> [What you have to do]
Copy out the material below in full, but not its images.

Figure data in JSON
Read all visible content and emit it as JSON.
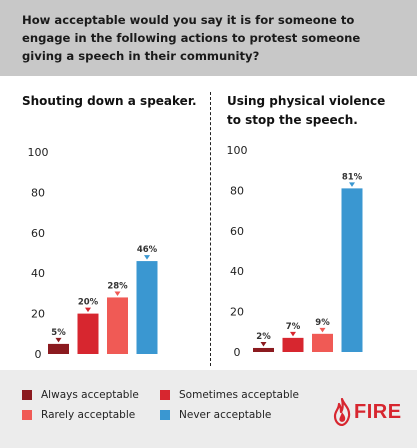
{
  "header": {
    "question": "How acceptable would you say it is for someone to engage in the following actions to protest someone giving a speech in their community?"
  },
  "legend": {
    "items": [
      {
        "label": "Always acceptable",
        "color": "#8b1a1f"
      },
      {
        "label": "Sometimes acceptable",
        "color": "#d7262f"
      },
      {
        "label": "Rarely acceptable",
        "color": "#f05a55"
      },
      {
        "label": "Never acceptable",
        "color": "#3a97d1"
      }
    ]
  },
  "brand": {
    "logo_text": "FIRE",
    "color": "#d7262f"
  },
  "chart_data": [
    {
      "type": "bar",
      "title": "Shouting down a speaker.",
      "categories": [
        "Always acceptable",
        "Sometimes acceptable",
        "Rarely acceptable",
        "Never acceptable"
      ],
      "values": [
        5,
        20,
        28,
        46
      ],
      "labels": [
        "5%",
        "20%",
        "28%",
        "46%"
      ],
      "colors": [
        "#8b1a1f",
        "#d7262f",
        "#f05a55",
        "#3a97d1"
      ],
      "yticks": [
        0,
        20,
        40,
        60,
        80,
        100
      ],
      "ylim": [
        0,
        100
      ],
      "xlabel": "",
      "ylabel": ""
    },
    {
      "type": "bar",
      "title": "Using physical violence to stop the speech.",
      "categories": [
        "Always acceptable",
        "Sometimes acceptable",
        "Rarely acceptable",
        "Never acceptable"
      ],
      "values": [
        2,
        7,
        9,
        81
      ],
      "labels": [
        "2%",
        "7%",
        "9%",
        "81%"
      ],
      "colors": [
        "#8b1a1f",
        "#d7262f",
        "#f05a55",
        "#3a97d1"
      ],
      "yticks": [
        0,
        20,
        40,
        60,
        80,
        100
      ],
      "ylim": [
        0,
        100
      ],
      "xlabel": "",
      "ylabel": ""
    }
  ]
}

> [Written reply]
Read all visible content and emit it as JSON.
{
  "header": {
    "question": "How acceptable would you say it is for someone to engage in the following actions to protest someone giving a speech in their community?"
  },
  "legend": {
    "items": [
      {
        "label": "Always acceptable",
        "color": "#8b1a1f"
      },
      {
        "label": "Sometimes acceptable",
        "color": "#d7262f"
      },
      {
        "label": "Rarely acceptable",
        "color": "#f05a55"
      },
      {
        "label": "Never acceptable",
        "color": "#3a97d1"
      }
    ]
  },
  "brand": {
    "logo_text": "FIRE",
    "color": "#d7262f"
  },
  "chart_data": [
    {
      "type": "bar",
      "title": "Shouting down a speaker.",
      "categories": [
        "Always acceptable",
        "Sometimes acceptable",
        "Rarely acceptable",
        "Never acceptable"
      ],
      "values": [
        5,
        20,
        28,
        46
      ],
      "labels": [
        "5%",
        "20%",
        "28%",
        "46%"
      ],
      "colors": [
        "#8b1a1f",
        "#d7262f",
        "#f05a55",
        "#3a97d1"
      ],
      "yticks": [
        0,
        20,
        40,
        60,
        80,
        100
      ],
      "ylim": [
        0,
        100
      ],
      "xlabel": "",
      "ylabel": ""
    },
    {
      "type": "bar",
      "title": "Using physical violence to stop the speech.",
      "categories": [
        "Always acceptable",
        "Sometimes acceptable",
        "Rarely acceptable",
        "Never acceptable"
      ],
      "values": [
        2,
        7,
        9,
        81
      ],
      "labels": [
        "2%",
        "7%",
        "9%",
        "81%"
      ],
      "colors": [
        "#8b1a1f",
        "#d7262f",
        "#f05a55",
        "#3a97d1"
      ],
      "yticks": [
        0,
        20,
        40,
        60,
        80,
        100
      ],
      "ylim": [
        0,
        100
      ],
      "xlabel": "",
      "ylabel": ""
    }
  ]
}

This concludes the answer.